(Collected data entries)
────────
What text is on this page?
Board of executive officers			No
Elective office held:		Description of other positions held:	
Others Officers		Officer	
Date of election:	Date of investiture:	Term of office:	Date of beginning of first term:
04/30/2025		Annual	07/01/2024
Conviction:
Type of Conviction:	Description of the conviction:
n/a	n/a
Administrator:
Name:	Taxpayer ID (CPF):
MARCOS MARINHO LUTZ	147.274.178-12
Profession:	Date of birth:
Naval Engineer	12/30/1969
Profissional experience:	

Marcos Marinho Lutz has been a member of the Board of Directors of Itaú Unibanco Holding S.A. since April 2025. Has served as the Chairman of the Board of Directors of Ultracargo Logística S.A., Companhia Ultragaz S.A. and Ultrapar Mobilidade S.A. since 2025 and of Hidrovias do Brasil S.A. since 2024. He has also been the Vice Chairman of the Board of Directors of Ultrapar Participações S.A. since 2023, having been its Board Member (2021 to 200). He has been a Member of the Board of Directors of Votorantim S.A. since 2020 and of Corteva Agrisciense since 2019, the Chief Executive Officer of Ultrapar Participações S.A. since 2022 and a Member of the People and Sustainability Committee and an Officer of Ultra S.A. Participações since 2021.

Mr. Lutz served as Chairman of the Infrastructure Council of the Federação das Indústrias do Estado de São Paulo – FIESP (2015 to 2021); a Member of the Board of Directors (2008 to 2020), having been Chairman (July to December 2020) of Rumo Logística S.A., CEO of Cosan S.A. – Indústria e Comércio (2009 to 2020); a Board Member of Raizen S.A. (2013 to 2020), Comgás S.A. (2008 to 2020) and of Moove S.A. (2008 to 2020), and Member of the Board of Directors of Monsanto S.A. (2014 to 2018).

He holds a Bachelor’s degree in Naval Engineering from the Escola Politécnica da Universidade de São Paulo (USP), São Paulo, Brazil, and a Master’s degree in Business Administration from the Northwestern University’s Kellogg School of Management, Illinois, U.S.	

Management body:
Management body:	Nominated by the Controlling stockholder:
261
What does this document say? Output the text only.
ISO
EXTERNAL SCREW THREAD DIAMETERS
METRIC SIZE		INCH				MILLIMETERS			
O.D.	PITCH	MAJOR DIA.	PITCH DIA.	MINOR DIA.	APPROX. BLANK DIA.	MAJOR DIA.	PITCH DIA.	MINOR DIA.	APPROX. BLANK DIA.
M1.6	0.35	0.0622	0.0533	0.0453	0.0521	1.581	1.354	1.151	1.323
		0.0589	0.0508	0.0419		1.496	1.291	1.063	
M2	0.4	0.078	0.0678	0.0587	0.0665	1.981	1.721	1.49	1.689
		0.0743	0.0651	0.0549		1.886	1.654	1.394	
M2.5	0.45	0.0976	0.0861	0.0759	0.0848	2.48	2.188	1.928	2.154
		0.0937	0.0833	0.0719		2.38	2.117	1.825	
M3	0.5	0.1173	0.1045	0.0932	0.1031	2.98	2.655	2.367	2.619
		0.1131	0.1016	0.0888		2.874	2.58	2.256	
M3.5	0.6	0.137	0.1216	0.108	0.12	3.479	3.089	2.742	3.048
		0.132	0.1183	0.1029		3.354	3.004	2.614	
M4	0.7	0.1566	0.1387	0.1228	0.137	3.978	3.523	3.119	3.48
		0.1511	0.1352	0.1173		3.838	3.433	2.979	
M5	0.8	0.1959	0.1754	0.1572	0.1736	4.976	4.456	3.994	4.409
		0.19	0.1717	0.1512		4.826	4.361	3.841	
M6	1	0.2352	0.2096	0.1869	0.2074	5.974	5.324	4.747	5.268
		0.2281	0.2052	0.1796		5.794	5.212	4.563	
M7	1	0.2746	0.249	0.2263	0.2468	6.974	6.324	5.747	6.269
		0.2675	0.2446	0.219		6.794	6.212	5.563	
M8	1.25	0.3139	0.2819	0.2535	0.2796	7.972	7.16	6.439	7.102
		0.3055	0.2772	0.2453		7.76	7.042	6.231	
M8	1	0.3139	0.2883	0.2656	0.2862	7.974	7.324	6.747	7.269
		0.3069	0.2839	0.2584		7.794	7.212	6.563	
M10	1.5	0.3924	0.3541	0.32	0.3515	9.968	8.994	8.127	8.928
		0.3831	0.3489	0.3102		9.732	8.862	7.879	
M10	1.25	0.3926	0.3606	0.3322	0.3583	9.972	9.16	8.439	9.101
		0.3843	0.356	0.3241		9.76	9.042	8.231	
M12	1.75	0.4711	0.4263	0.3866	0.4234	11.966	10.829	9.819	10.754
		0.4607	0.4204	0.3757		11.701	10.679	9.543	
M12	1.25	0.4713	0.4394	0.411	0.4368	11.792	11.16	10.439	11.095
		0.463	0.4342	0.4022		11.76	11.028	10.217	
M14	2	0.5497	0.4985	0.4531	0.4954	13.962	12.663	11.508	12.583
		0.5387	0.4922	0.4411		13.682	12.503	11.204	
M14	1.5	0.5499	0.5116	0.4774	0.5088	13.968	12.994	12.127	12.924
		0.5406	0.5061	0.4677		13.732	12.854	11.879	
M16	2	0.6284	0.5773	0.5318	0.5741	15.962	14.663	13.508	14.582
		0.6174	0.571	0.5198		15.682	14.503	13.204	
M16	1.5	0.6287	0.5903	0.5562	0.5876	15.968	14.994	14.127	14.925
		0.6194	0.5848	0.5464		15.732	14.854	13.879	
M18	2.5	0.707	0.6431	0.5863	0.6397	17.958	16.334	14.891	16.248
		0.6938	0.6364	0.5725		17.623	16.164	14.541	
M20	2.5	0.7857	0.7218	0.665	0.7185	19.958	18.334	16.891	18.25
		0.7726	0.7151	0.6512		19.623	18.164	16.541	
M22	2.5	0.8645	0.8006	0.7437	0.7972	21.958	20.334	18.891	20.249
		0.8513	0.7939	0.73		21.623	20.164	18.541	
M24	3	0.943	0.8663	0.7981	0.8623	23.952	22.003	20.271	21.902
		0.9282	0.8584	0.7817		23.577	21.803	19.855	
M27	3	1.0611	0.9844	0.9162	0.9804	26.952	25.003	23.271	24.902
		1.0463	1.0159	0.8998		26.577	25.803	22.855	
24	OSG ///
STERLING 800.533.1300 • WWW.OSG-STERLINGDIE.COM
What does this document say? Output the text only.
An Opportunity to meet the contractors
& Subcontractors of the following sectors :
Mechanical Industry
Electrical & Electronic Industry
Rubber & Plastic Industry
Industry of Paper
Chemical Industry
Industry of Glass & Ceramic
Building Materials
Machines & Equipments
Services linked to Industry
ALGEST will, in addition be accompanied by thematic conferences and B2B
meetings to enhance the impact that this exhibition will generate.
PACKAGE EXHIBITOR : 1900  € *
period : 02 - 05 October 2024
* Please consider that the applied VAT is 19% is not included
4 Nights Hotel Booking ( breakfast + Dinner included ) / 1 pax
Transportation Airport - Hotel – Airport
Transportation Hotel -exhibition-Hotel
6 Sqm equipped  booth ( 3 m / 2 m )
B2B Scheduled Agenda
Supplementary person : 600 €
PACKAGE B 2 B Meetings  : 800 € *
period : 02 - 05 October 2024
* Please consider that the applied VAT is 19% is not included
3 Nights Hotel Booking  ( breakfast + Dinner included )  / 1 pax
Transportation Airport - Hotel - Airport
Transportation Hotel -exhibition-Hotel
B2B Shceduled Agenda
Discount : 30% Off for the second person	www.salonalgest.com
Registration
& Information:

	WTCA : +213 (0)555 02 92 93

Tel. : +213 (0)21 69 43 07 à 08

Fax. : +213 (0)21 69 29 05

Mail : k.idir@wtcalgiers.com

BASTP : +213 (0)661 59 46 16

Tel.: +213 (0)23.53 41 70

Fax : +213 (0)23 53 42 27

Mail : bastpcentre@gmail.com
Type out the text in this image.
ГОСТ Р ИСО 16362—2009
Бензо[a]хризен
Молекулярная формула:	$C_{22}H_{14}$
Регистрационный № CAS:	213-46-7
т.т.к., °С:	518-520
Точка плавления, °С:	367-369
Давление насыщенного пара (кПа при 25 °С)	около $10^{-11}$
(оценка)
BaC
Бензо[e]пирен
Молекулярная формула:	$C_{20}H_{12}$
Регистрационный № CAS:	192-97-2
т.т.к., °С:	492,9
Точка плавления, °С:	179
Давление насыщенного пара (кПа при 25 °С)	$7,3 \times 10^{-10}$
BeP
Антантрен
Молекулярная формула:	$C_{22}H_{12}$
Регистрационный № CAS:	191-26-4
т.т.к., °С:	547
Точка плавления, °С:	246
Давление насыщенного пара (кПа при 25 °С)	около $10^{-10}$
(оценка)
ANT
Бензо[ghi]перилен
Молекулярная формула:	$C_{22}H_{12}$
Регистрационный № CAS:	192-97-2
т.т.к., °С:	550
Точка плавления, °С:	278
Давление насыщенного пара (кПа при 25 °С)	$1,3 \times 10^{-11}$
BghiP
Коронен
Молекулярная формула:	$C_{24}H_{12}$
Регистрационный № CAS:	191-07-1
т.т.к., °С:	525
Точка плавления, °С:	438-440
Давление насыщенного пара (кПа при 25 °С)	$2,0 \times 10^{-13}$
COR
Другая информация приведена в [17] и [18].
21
────────
WHAT IS NEEDED: Going through the data, tally the lines containing "Hotel" and report only the result.

TASK OUTPUT: 6